-- start of Supplied entries --

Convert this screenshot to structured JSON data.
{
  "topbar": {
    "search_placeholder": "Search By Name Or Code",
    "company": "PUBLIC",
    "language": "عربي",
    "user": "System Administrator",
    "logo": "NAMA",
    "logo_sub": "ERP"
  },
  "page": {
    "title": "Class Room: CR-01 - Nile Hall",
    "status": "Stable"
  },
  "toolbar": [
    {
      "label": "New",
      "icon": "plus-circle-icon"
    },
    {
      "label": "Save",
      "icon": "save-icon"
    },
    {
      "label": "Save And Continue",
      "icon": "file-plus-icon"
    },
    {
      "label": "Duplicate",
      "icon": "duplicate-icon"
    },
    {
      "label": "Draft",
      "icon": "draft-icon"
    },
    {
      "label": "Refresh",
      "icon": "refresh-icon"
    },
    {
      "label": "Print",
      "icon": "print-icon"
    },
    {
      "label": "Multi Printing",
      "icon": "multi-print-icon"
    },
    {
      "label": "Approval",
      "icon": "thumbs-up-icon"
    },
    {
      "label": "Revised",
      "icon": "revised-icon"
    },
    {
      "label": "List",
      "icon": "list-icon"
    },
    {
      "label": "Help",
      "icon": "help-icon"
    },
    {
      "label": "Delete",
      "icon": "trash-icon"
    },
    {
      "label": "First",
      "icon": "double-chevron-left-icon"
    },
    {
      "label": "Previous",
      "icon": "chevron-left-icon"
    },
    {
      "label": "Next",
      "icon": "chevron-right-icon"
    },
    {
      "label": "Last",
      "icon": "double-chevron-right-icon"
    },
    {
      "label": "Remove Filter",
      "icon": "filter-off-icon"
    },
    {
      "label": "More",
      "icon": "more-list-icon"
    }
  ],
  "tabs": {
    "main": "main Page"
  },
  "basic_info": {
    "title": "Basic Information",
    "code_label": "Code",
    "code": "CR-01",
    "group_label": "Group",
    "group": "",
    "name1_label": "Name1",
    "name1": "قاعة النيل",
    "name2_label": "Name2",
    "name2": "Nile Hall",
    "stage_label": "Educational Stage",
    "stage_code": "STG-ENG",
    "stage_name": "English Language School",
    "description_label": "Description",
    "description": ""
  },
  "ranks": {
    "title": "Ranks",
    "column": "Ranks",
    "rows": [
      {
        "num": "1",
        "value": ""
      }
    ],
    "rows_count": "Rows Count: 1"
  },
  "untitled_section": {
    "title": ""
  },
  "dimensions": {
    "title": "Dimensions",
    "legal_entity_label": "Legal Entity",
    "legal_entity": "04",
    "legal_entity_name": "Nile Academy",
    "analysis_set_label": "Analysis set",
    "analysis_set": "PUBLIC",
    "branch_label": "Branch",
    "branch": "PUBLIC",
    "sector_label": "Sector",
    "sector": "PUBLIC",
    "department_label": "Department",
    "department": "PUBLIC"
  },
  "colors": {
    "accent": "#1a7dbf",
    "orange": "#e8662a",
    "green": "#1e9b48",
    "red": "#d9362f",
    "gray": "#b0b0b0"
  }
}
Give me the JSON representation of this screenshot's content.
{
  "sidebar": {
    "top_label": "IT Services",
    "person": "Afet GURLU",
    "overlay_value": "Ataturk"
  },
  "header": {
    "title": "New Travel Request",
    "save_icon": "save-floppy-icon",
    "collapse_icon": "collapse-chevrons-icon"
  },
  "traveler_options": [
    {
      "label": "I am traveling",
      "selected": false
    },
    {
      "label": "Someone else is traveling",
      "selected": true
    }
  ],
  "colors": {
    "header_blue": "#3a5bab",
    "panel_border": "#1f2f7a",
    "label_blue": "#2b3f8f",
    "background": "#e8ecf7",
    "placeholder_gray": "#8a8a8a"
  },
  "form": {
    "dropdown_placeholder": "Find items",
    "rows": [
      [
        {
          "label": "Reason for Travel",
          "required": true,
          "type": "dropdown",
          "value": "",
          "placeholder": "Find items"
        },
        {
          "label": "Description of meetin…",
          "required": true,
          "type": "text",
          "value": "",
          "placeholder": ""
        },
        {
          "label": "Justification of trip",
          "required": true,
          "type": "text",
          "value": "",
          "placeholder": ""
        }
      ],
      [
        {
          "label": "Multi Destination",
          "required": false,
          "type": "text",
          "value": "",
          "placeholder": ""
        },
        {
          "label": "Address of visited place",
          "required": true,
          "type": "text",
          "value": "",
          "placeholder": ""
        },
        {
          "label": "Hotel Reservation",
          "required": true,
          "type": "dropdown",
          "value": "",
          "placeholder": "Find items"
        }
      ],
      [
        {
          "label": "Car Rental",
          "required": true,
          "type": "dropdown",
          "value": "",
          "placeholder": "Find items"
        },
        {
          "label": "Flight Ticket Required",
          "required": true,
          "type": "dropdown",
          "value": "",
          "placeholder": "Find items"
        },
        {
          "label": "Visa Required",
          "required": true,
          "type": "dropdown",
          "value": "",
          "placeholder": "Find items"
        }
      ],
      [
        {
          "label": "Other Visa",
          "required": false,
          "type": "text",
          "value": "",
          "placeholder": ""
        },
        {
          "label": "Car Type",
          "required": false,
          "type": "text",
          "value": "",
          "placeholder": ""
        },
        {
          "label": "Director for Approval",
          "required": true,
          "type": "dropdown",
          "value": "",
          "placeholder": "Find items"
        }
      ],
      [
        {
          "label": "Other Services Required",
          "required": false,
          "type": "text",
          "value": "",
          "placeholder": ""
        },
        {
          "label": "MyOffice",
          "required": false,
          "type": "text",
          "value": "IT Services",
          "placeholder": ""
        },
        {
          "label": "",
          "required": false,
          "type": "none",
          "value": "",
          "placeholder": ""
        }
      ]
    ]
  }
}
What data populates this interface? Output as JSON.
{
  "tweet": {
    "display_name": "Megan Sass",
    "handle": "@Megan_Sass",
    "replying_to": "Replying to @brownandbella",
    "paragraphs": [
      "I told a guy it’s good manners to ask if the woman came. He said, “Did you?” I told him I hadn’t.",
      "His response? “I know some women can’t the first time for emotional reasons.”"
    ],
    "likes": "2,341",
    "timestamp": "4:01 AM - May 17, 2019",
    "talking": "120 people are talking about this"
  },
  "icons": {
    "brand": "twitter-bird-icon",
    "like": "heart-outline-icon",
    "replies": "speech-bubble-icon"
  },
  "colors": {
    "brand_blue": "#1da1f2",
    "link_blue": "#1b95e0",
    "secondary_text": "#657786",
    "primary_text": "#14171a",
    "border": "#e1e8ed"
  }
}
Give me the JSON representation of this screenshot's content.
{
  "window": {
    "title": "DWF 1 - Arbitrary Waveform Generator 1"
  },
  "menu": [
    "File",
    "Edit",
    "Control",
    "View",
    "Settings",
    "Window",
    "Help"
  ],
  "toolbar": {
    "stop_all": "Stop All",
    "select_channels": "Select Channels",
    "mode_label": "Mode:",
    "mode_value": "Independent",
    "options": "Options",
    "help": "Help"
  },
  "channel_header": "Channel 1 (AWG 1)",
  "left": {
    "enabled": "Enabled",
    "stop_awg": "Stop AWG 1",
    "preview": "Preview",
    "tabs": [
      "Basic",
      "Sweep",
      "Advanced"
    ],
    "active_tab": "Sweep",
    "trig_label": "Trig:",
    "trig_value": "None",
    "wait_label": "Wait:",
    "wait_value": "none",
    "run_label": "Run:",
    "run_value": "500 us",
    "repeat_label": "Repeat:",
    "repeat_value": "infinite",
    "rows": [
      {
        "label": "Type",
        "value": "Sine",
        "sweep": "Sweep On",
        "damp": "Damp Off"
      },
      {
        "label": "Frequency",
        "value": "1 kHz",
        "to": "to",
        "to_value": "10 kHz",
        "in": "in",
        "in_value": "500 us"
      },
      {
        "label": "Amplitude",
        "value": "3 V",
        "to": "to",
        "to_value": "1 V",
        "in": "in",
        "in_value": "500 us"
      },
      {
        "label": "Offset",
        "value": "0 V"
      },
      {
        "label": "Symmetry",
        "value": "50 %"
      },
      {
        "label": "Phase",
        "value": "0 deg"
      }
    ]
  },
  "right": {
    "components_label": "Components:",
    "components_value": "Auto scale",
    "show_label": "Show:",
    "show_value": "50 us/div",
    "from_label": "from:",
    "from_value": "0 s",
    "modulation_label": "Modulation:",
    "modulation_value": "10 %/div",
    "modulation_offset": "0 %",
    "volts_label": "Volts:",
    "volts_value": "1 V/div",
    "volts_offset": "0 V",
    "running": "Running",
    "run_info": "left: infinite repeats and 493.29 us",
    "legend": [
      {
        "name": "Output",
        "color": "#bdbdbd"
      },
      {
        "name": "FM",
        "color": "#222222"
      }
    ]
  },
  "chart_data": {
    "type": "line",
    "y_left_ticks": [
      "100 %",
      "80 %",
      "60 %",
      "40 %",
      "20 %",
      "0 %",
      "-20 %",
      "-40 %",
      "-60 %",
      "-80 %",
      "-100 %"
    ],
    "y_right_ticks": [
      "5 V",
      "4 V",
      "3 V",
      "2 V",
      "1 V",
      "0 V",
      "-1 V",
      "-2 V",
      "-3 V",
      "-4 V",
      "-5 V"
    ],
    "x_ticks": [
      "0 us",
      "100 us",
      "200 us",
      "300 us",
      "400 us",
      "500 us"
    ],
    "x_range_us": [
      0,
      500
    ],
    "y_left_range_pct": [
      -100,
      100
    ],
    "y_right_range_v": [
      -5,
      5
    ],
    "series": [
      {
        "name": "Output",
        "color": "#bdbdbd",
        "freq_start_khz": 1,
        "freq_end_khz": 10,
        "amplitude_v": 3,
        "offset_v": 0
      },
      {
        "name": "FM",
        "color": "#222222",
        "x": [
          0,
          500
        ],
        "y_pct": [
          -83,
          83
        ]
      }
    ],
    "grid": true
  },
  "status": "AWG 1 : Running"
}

-- end of Supplied entries --

_Directions:_ Gather from the data above every line with the string "Other".

_The reply:_
          "label": "Other Visa",
          "label": "Other Services Required",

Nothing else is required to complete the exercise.